Stored data entries
## start
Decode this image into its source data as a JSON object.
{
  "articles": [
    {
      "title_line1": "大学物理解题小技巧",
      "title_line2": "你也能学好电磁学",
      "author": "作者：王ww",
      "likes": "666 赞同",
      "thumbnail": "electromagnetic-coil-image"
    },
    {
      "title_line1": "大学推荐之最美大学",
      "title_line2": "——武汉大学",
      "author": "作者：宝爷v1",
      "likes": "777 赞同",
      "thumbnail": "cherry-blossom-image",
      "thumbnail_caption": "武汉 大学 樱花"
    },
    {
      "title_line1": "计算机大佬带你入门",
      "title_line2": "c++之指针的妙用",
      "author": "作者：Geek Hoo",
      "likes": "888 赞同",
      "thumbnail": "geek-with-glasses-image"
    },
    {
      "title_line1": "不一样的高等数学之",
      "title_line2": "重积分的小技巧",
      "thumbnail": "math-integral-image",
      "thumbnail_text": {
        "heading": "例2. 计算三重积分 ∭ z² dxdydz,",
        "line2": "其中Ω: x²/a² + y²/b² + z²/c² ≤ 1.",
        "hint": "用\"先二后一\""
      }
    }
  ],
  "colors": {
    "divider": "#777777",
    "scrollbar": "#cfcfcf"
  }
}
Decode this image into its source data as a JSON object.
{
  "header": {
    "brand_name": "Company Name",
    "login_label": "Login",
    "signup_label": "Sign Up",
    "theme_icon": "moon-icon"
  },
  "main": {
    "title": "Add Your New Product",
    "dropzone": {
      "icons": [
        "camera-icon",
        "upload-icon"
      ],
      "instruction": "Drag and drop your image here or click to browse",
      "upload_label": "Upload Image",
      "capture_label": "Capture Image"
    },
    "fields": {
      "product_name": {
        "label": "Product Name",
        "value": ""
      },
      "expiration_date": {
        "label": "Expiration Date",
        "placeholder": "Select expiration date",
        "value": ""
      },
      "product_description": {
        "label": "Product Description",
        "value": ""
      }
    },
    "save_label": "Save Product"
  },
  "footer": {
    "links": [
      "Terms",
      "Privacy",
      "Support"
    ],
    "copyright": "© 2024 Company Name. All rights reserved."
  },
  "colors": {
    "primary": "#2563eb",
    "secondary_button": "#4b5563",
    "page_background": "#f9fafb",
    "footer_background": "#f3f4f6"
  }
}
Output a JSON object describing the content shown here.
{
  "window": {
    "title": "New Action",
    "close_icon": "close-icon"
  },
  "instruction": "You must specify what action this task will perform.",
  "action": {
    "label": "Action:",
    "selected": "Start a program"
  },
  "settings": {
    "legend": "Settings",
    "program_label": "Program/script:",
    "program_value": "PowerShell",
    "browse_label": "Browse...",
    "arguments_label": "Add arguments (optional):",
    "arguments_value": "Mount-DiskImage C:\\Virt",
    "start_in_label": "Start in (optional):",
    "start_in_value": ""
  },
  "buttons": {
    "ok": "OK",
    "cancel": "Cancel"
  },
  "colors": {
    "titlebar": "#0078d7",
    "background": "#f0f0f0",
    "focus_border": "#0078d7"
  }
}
## end
> _What you should do_:
Please reproduce every line of the material word for word.

> _Exercise solution_:
Decode this image into its source data as a JSON object.
{
  "articles": [
    {
      "title_line1": "大学物理解题小技巧",
      "title_line2": "你也能学好电磁学",
      "author": "作者：王ww",
      "likes": "666 赞同",
      "thumbnail": "electromagnetic-coil-image"
    },
    {
      "title_line1": "大学推荐之最美大学",
      "title_line2": "——武汉大学",
      "author": "作者：宝爷v1",
      "likes": "777 赞同",
      "thumbnail": "cherry-blossom-image",
      "thumbnail_caption": "武汉 大学 樱花"
    },
    {
      "title_line1": "计算机大佬带你入门",
      "title_line2": "c++之指针的妙用",
      "author": "作者：Geek Hoo",
      "likes": "888 赞同",
      "thumbnail": "geek-with-glasses-image"
    },
    {
      "title_line1": "不一样的高等数学之",
      "title_line2": "重积分的小技巧",
      "thumbnail": "math-integral-image",
      "thumbnail_text": {
        "heading": "例2. 计算三重积分 ∭ z² dxdydz,",
        "line2": "其中Ω: x²/a² + y²/b² + z²/c² ≤ 1.",
        "hint": "用\"先二后一\""
      }
    }
  ],
  "colors": {
    "divider": "#777777",
    "scrollbar": "#cfcfcf"
  }
}
Decode this image into its source data as a JSON object.
{
  "header": {
    "brand_name": "Company Name",
    "login_label": "Login",
    "signup_label": "Sign Up",
    "theme_icon": "moon-icon"
  },
  "main": {
    "title": "Add Your New Product",
    "dropzone": {
      "icons": [
        "camera-icon",
        "upload-icon"
      ],
      "instruction": "Drag and drop your image here or click to browse",
      "upload_label": "Upload Image",
      "capture_label": "Capture Image"
    },
    "fields": {
      "product_name": {
        "label": "Product Name",
        "value": ""
      },
      "expiration_date": {
        "label": "Expiration Date",
        "placeholder": "Select expiration date",
        "value": ""
      },
      "product_description": {
        "label": "Product Description",
        "value": ""
      }
    },
    "save_label": "Save Product"
  },
  "footer": {
    "links": [
      "Terms",
      "Privacy",
      "Support"
    ],
    "copyright": "© 2024 Company Name. All rights reserved."
  },
  "colors": {
    "primary": "#2563eb",
    "secondary_button": "#4b5563",
    "page_background": "#f9fafb",
    "footer_background": "#f3f4f6"
  }
}
Output a JSON object describing the content shown here.
{
  "window": {
    "title": "New Action",
    "close_icon": "close-icon"
  },
  "instruction": "You must specify what action this task will perform.",
  "action": {
    "label": "Action:",
    "selected": "Start a program"
  },
  "settings": {
    "legend": "Settings",
    "program_label": "Program/script:",
    "program_value": "PowerShell",
    "browse_label": "Browse...",
    "arguments_label": "Add arguments (optional):",
    "arguments_value": "Mount-DiskImage C:\\Virt",
    "start_in_label": "Start in (optional):",
    "start_in_value": ""
  },
  "buttons": {
    "ok": "OK",
    "cancel": "Cancel"
  },
  "colors": {
    "titlebar": "#0078d7",
    "background": "#f0f0f0",
    "focus_border": "#0078d7"
  }
}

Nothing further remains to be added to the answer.